**TASK MATERIAL:**
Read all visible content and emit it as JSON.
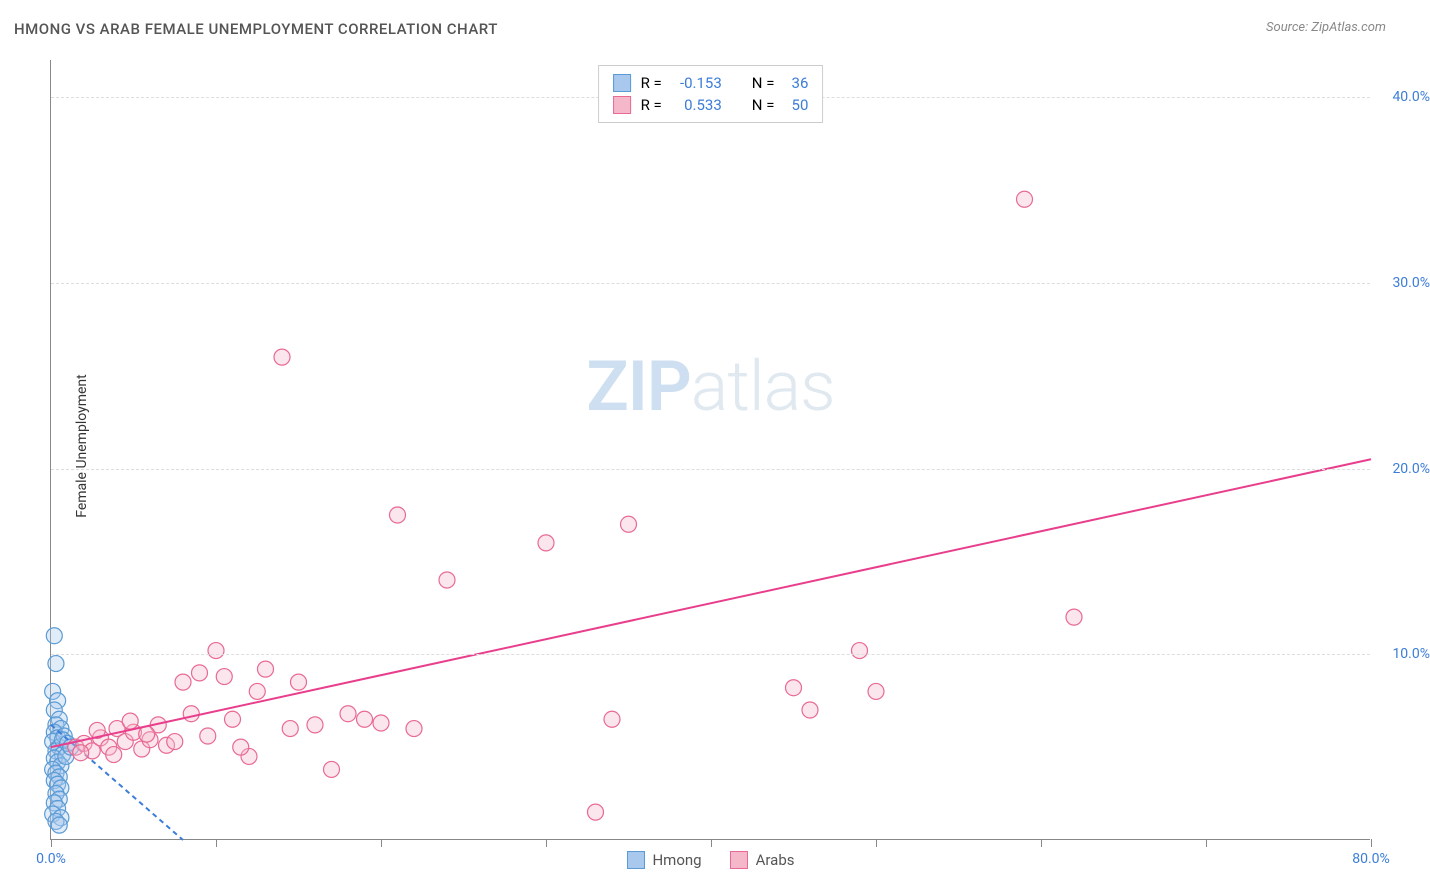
{
  "title": "HMONG VS ARAB FEMALE UNEMPLOYMENT CORRELATION CHART",
  "source": "Source: ZipAtlas.com",
  "y_axis_label": "Female Unemployment",
  "watermark_bold": "ZIP",
  "watermark_rest": "atlas",
  "chart": {
    "type": "scatter",
    "background_color": "#ffffff",
    "grid_color": "#dddddd",
    "axis_color": "#888888",
    "xlim": [
      0,
      80
    ],
    "ylim": [
      0,
      42
    ],
    "x_ticks": [
      0,
      10,
      20,
      30,
      40,
      50,
      60,
      70,
      80
    ],
    "x_tick_labels_shown": {
      "0": "0.0%",
      "80": "80.0%"
    },
    "y_ticks": [
      10,
      20,
      30,
      40
    ],
    "y_tick_labels": [
      "10.0%",
      "20.0%",
      "30.0%",
      "40.0%"
    ],
    "x_label_color": "#3b7dd8",
    "y_label_color": "#3b7dd8",
    "marker_radius": 8,
    "marker_opacity": 0.35,
    "trendline_width": 2
  },
  "series": [
    {
      "key": "hmong",
      "label": "Hmong",
      "R_label": "R =",
      "R": "-0.153",
      "N_label": "N =",
      "N": "36",
      "fill": "#a8c8ed",
      "stroke": "#5a9bd5",
      "trend_color": "#3b7dd8",
      "trend_dashed": true,
      "trend": {
        "x1": 0,
        "y1": 6.2,
        "x2": 8,
        "y2": 0
      },
      "points": [
        [
          0.2,
          11.0
        ],
        [
          0.3,
          9.5
        ],
        [
          0.1,
          8.0
        ],
        [
          0.4,
          7.5
        ],
        [
          0.2,
          7.0
        ],
        [
          0.5,
          6.5
        ],
        [
          0.3,
          6.2
        ],
        [
          0.6,
          6.0
        ],
        [
          0.2,
          5.8
        ],
        [
          0.4,
          5.5
        ],
        [
          0.1,
          5.3
        ],
        [
          0.5,
          5.0
        ],
        [
          0.3,
          4.8
        ],
        [
          0.7,
          4.6
        ],
        [
          0.2,
          4.4
        ],
        [
          0.4,
          4.2
        ],
        [
          0.6,
          4.0
        ],
        [
          0.1,
          3.8
        ],
        [
          0.3,
          3.6
        ],
        [
          0.5,
          3.4
        ],
        [
          0.8,
          5.6
        ],
        [
          0.2,
          3.2
        ],
        [
          0.4,
          3.0
        ],
        [
          0.9,
          4.5
        ],
        [
          0.6,
          2.8
        ],
        [
          0.3,
          2.5
        ],
        [
          0.5,
          2.2
        ],
        [
          0.7,
          5.4
        ],
        [
          0.2,
          2.0
        ],
        [
          0.4,
          1.7
        ],
        [
          0.1,
          1.4
        ],
        [
          0.6,
          1.2
        ],
        [
          0.3,
          1.0
        ],
        [
          0.5,
          0.8
        ],
        [
          1.0,
          5.2
        ],
        [
          1.2,
          5.0
        ]
      ]
    },
    {
      "key": "arabs",
      "label": "Arabs",
      "R_label": "R =",
      "R": "0.533",
      "N_label": "N =",
      "N": "50",
      "fill": "#f5b8ca",
      "stroke": "#e86a94",
      "trend_color": "#e83e8c",
      "trend_dashed": false,
      "trend": {
        "x1": 0,
        "y1": 5.0,
        "x2": 80,
        "y2": 20.5
      },
      "points": [
        [
          1.5,
          5.0
        ],
        [
          2.0,
          5.2
        ],
        [
          2.5,
          4.8
        ],
        [
          3.0,
          5.5
        ],
        [
          3.5,
          5.0
        ],
        [
          4.0,
          6.0
        ],
        [
          4.5,
          5.3
        ],
        [
          5.0,
          5.8
        ],
        [
          5.5,
          4.9
        ],
        [
          6.0,
          5.4
        ],
        [
          6.5,
          6.2
        ],
        [
          7.0,
          5.1
        ],
        [
          8.0,
          8.5
        ],
        [
          9.0,
          9.0
        ],
        [
          9.5,
          5.6
        ],
        [
          10.0,
          10.2
        ],
        [
          10.5,
          8.8
        ],
        [
          11.0,
          6.5
        ],
        [
          12.0,
          4.5
        ],
        [
          12.5,
          8.0
        ],
        [
          13.0,
          9.2
        ],
        [
          14.0,
          26.0
        ],
        [
          14.5,
          6.0
        ],
        [
          15.0,
          8.5
        ],
        [
          16.0,
          6.2
        ],
        [
          17.0,
          3.8
        ],
        [
          18.0,
          6.8
        ],
        [
          19.0,
          6.5
        ],
        [
          20.0,
          6.3
        ],
        [
          21.0,
          17.5
        ],
        [
          22.0,
          6.0
        ],
        [
          24.0,
          14.0
        ],
        [
          30.0,
          16.0
        ],
        [
          33.0,
          1.5
        ],
        [
          34.0,
          6.5
        ],
        [
          35.0,
          17.0
        ],
        [
          45.0,
          8.2
        ],
        [
          46.0,
          7.0
        ],
        [
          49.0,
          10.2
        ],
        [
          50.0,
          8.0
        ],
        [
          59.0,
          34.5
        ],
        [
          62.0,
          12.0
        ],
        [
          1.8,
          4.7
        ],
        [
          2.8,
          5.9
        ],
        [
          3.8,
          4.6
        ],
        [
          4.8,
          6.4
        ],
        [
          5.8,
          5.7
        ],
        [
          7.5,
          5.3
        ],
        [
          8.5,
          6.8
        ],
        [
          11.5,
          5.0
        ]
      ]
    }
  ]
}
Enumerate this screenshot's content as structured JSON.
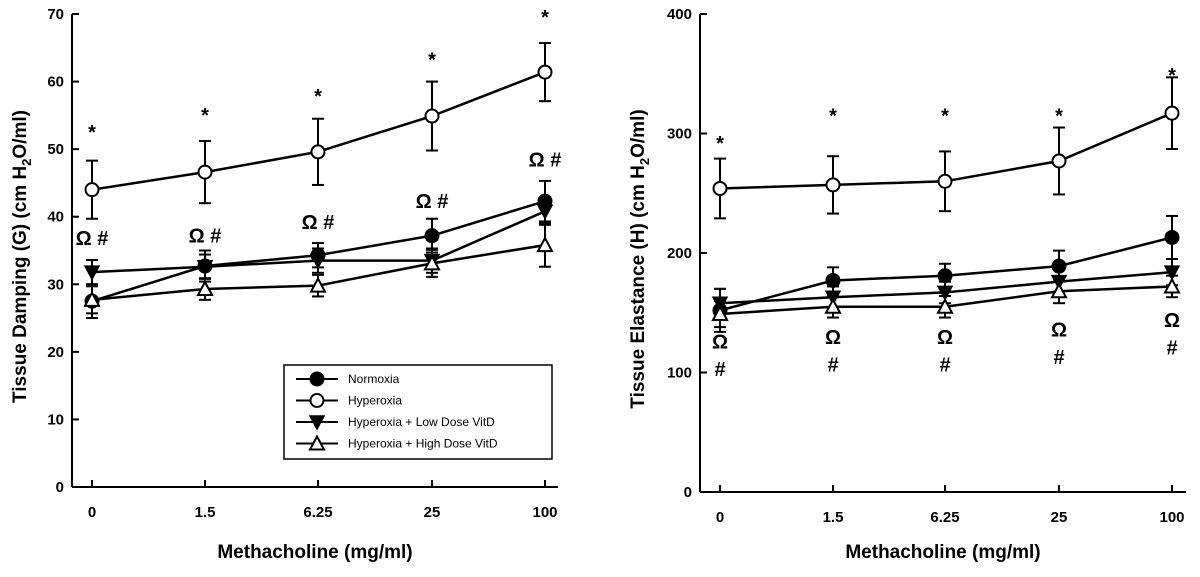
{
  "chart_data": [
    {
      "type": "line",
      "id": "damping",
      "categories": [
        "0",
        "1.5",
        "6.25",
        "25",
        "100"
      ],
      "xlabel": "Methacholine  (mg/ml)",
      "ylabel_main": "Tissue Damping  (G)  (cm H",
      "ylabel_sub": "2",
      "ylabel_end": "O/ml)",
      "ylim": [
        0,
        70
      ],
      "yticks": [
        "0",
        "10",
        "20",
        "30",
        "40",
        "50",
        "60",
        "70"
      ],
      "grid": false,
      "legend_position": "bottom-right",
      "series": [
        {
          "name": "Normoxia",
          "marker": "circle-filled",
          "values": [
            27.5,
            32.7,
            34.3,
            37.2,
            42.3
          ],
          "errors": [
            2.5,
            2.3,
            1.8,
            2.5,
            3.0
          ]
        },
        {
          "name": "Hyperoxia",
          "marker": "circle-open",
          "values": [
            44.0,
            46.6,
            49.6,
            54.9,
            61.4
          ],
          "errors": [
            4.3,
            4.6,
            4.9,
            5.1,
            4.3
          ]
        },
        {
          "name": "Hyperoxia + Low Dose VitD",
          "marker": "triangle-down-filled",
          "values": [
            31.8,
            32.6,
            33.5,
            33.5,
            40.8
          ],
          "errors": [
            1.8,
            1.8,
            1.8,
            1.8,
            2.0
          ]
        },
        {
          "name": "Hyperoxia + High Dose VitD",
          "marker": "triangle-up-open",
          "values": [
            27.7,
            29.3,
            29.8,
            33.1,
            35.8
          ],
          "errors": [
            2.0,
            1.6,
            1.6,
            2.0,
            3.2
          ]
        }
      ],
      "annotations": [
        {
          "text": "*",
          "x": "0",
          "y": 51.5
        },
        {
          "text": "*",
          "x": "1.5",
          "y": 54.0
        },
        {
          "text": "*",
          "x": "6.25",
          "y": 56.8
        },
        {
          "text": "*",
          "x": "25",
          "y": 62.2
        },
        {
          "text": "*",
          "x": "100",
          "y": 68.5
        },
        {
          "text": "Ω #",
          "x": "0",
          "y": 35.8
        },
        {
          "text": "Ω #",
          "x": "1.5",
          "y": 36.2
        },
        {
          "text": "Ω #",
          "x": "6.25",
          "y": 38.2
        },
        {
          "text": "Ω #",
          "x": "25",
          "y": 41.3
        },
        {
          "text": "Ω #",
          "x": "100",
          "y": 47.4
        }
      ]
    },
    {
      "type": "line",
      "id": "elastance",
      "categories": [
        "0",
        "1.5",
        "6.25",
        "25",
        "100"
      ],
      "xlabel": "Methacholine  (mg/ml)",
      "ylabel_main": "Tissue Elastance  (H)  (cm H",
      "ylabel_sub": "2",
      "ylabel_end": "O/ml)",
      "ylim": [
        0,
        400
      ],
      "yticks": [
        "0",
        "100",
        "200",
        "300",
        "400"
      ],
      "grid": false,
      "series": [
        {
          "name": "Normoxia",
          "marker": "circle-filled",
          "values": [
            152,
            177,
            181,
            189,
            213
          ],
          "errors": [
            18,
            11,
            10,
            13,
            18
          ]
        },
        {
          "name": "Hyperoxia",
          "marker": "circle-open",
          "values": [
            254,
            257,
            260,
            277,
            317
          ],
          "errors": [
            25,
            24,
            25,
            28,
            30
          ]
        },
        {
          "name": "Hyperoxia + Low Dose VitD",
          "marker": "triangle-down-filled",
          "values": [
            158,
            163,
            167,
            176,
            184
          ],
          "errors": [
            12,
            9,
            9,
            10,
            11
          ]
        },
        {
          "name": "Hyperoxia + High Dose VitD",
          "marker": "triangle-up-open",
          "values": [
            149,
            155,
            155,
            168,
            172
          ],
          "errors": [
            11,
            9,
            9,
            10,
            9
          ]
        }
      ],
      "annotations": [
        {
          "text": "*",
          "x": "0",
          "y": 286
        },
        {
          "text": "*",
          "x": "1.5",
          "y": 309
        },
        {
          "text": "*",
          "x": "6.25",
          "y": 309
        },
        {
          "text": "*",
          "x": "25",
          "y": 309
        },
        {
          "text": "*",
          "x": "100",
          "y": 343
        },
        {
          "text": "Ω",
          "x": "0",
          "y": 120
        },
        {
          "text": "Ω",
          "x": "1.5",
          "y": 124
        },
        {
          "text": "Ω",
          "x": "6.25",
          "y": 124
        },
        {
          "text": "Ω",
          "x": "25",
          "y": 130
        },
        {
          "text": "Ω",
          "x": "100",
          "y": 138
        },
        {
          "text": "#",
          "x": "0",
          "y": 97
        },
        {
          "text": "#",
          "x": "1.5",
          "y": 101
        },
        {
          "text": "#",
          "x": "6.25",
          "y": 101
        },
        {
          "text": "#",
          "x": "25",
          "y": 107
        },
        {
          "text": "#",
          "x": "100",
          "y": 115
        }
      ]
    }
  ]
}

**SHORT TASK:**
Using the material above, count the lines containing the word "content". Reply with the number alone.

**EXPECTED OUTPUT:**
2